[Start of Input data]

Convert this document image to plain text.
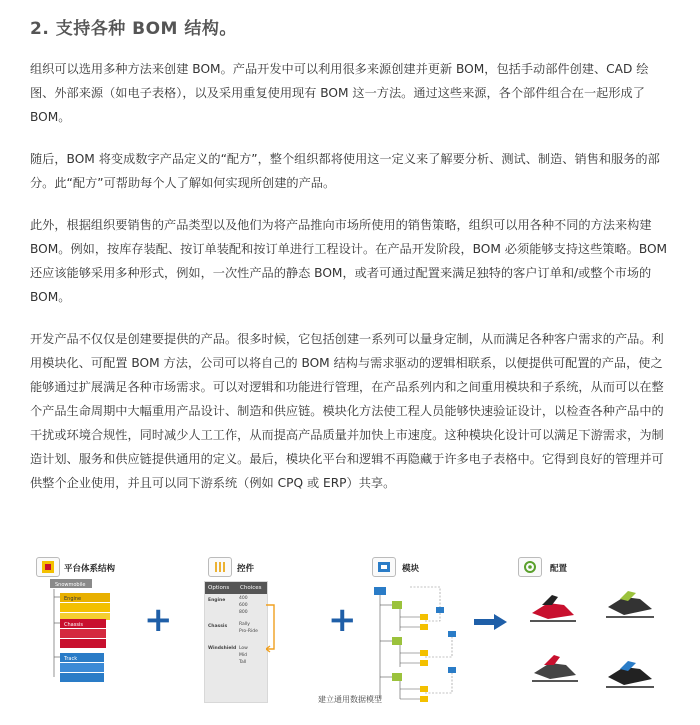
2. 支持各种 BOM 结构。
组织可以选用多种方法来创建 BOM。产品开发中可以利用很多来源创建并更新 BOM，包括手动部件创建、CAD 绘图、外部来源（如电子表格），以及采用重复使用现有 BOM 这一方法。通过这些来源，各个部件组合在一起形成了 BOM。
随后，BOM 将变成数字产品定义的“配方”，整个组织都将使用这一定义来了解要分析、测试、制造、销售和服务的部分。此“配方”可帮助每个人了解如何实现所创建的产品。
此外，根据组织要销售的产品类型以及他们为将产品推向市场所使用的销售策略，组织可以用各种不同的方法来构建 BOM。例如，按库存装配、按订单装配和按订单进行工程设计。在产品开发阶段，BOM 必须能够支持这些策略。BOM 还应该能够采用多种形式，例如，一次性产品的静态 BOM，或者可通过配置来满足独特的客户订单和/或整个市场的 BOM。
开发产品不仅仅是创建要提供的产品。很多时候，它包括创建一系列可以量身定制，从而满足各种客户需求的产品。利用模块化、可配置 BOM 方法，公司可以将自己的 BOM 结构与需求驱动的逻辑相联系，以便提供可配置的产品，使之能够通过扩展满足各种市场需求。可以对逻辑和功能进行管理，在产品系列内和之间重用模块和子系统，从而可以在整个产品生命周期中大幅重用产品设计、制造和供应链。模块化方法使工程人员能够快速验证设计，以检查各种产品中的干扰或环境合规性，同时减少人工工作，从而提高产品质量并加快上市速度。这种模块化设计可以满足下游需求，为制造计划、服务和供应链提供通用的定义。最后，模块化平台和逻辑不再隐藏于许多电子表格中。它得到良好的管理并可供整个企业使用，并且可以同下游系统（例如 CPQ 或 ERP）共享。
平台体系结构
Snowmobile
Engine
Chassis
Track
+
控件
Options	Choices
Engine	400
600
800
Chassis	Rally
Pro-Ride
Windshield Low
Mid
Tall
+
模块	配置
建立通用数据模型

[End of Input data]

> _Task goal_: Quote every line word for word and keep the images out of the copy.

> _Answer to this task_:
Convert this document image to plain text.
2. 支持各种 BOM 结构。
组织可以选用多种方法来创建 BOM。产品开发中可以利用很多来源创建并更新 BOM，包括手动部件创建、CAD 绘图、外部来源（如电子表格），以及采用重复使用现有 BOM 这一方法。通过这些来源，各个部件组合在一起形成了 BOM。
随后，BOM 将变成数字产品定义的“配方”，整个组织都将使用这一定义来了解要分析、测试、制造、销售和服务的部分。此“配方”可帮助每个人了解如何实现所创建的产品。
此外，根据组织要销售的产品类型以及他们为将产品推向市场所使用的销售策略，组织可以用各种不同的方法来构建 BOM。例如，按库存装配、按订单装配和按订单进行工程设计。在产品开发阶段，BOM 必须能够支持这些策略。BOM 还应该能够采用多种形式，例如，一次性产品的静态 BOM，或者可通过配置来满足独特的客户订单和/或整个市场的 BOM。
开发产品不仅仅是创建要提供的产品。很多时候，它包括创建一系列可以量身定制，从而满足各种客户需求的产品。利用模块化、可配置 BOM 方法，公司可以将自己的 BOM 结构与需求驱动的逻辑相联系，以便提供可配置的产品，使之能够通过扩展满足各种市场需求。可以对逻辑和功能进行管理，在产品系列内和之间重用模块和子系统，从而可以在整个产品生命周期中大幅重用产品设计、制造和供应链。模块化方法使工程人员能够快速验证设计，以检查各种产品中的干扰或环境合规性，同时减少人工工作，从而提高产品质量并加快上市速度。这种模块化设计可以满足下游需求，为制造计划、服务和供应链提供通用的定义。最后，模块化平台和逻辑不再隐藏于许多电子表格中。它得到良好的管理并可供整个企业使用，并且可以同下游系统（例如 CPQ 或 ERP）共享。
平台体系结构
Snowmobile
Engine
Chassis
Track
+
控件
Options	Choices
Engine	400
600
800
Chassis	Rally
Pro-Ride
Windshield Low
Mid
Tall
+
模块	配置
建立通用数据模型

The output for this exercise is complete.